## [Supplied records]
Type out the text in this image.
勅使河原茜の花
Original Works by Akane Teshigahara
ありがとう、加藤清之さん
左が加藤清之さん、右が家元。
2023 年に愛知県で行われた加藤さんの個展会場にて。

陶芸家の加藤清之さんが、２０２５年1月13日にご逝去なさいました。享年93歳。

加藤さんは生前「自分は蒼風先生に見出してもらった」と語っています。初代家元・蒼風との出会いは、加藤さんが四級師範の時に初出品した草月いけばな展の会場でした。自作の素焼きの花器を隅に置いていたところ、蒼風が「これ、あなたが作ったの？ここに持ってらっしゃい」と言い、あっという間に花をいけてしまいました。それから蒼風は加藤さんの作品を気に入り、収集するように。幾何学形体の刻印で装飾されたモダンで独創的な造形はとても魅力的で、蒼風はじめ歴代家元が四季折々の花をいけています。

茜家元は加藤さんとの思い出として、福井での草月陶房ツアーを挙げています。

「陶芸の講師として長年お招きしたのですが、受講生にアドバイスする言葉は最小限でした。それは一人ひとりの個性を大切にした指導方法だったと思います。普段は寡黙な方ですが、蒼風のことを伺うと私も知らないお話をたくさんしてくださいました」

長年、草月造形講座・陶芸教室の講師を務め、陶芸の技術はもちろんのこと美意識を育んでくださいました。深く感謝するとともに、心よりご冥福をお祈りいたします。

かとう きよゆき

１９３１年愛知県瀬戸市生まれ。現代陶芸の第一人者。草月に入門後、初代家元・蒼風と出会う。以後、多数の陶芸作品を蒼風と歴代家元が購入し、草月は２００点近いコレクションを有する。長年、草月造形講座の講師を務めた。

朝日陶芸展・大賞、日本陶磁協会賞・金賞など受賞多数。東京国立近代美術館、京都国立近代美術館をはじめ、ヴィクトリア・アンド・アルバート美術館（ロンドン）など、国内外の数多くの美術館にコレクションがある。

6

## [Aim]
Restate the listing above word for word.

## [Task output]
Type out the text in this image.
勅使河原茜の花
Original Works by Akane Teshigahara
ありがとう、加藤清之さん
左が加藤清之さん、右が家元。
2023 年に愛知県で行われた加藤さんの個展会場にて。

陶芸家の加藤清之さんが、２０２５年1月13日にご逝去なさいました。享年93歳。

加藤さんは生前「自分は蒼風先生に見出してもらった」と語っています。初代家元・蒼風との出会いは、加藤さんが四級師範の時に初出品した草月いけばな展の会場でした。自作の素焼きの花器を隅に置いていたところ、蒼風が「これ、あなたが作ったの？ここに持ってらっしゃい」と言い、あっという間に花をいけてしまいました。それから蒼風は加藤さんの作品を気に入り、収集するように。幾何学形体の刻印で装飾されたモダンで独創的な造形はとても魅力的で、蒼風はじめ歴代家元が四季折々の花をいけています。

茜家元は加藤さんとの思い出として、福井での草月陶房ツアーを挙げています。

「陶芸の講師として長年お招きしたのですが、受講生にアドバイスする言葉は最小限でした。それは一人ひとりの個性を大切にした指導方法だったと思います。普段は寡黙な方ですが、蒼風のことを伺うと私も知らないお話をたくさんしてくださいました」

長年、草月造形講座・陶芸教室の講師を務め、陶芸の技術はもちろんのこと美意識を育んでくださいました。深く感謝するとともに、心よりご冥福をお祈りいたします。

かとう きよゆき

１９３１年愛知県瀬戸市生まれ。現代陶芸の第一人者。草月に入門後、初代家元・蒼風と出会う。以後、多数の陶芸作品を蒼風と歴代家元が購入し、草月は２００点近いコレクションを有する。長年、草月造形講座の講師を務めた。

朝日陶芸展・大賞、日本陶磁協会賞・金賞など受賞多数。東京国立近代美術館、京都国立近代美術館をはじめ、ヴィクトリア・アンド・アルバート美術館（ロンドン）など、国内外の数多くの美術館にコレクションがある。

6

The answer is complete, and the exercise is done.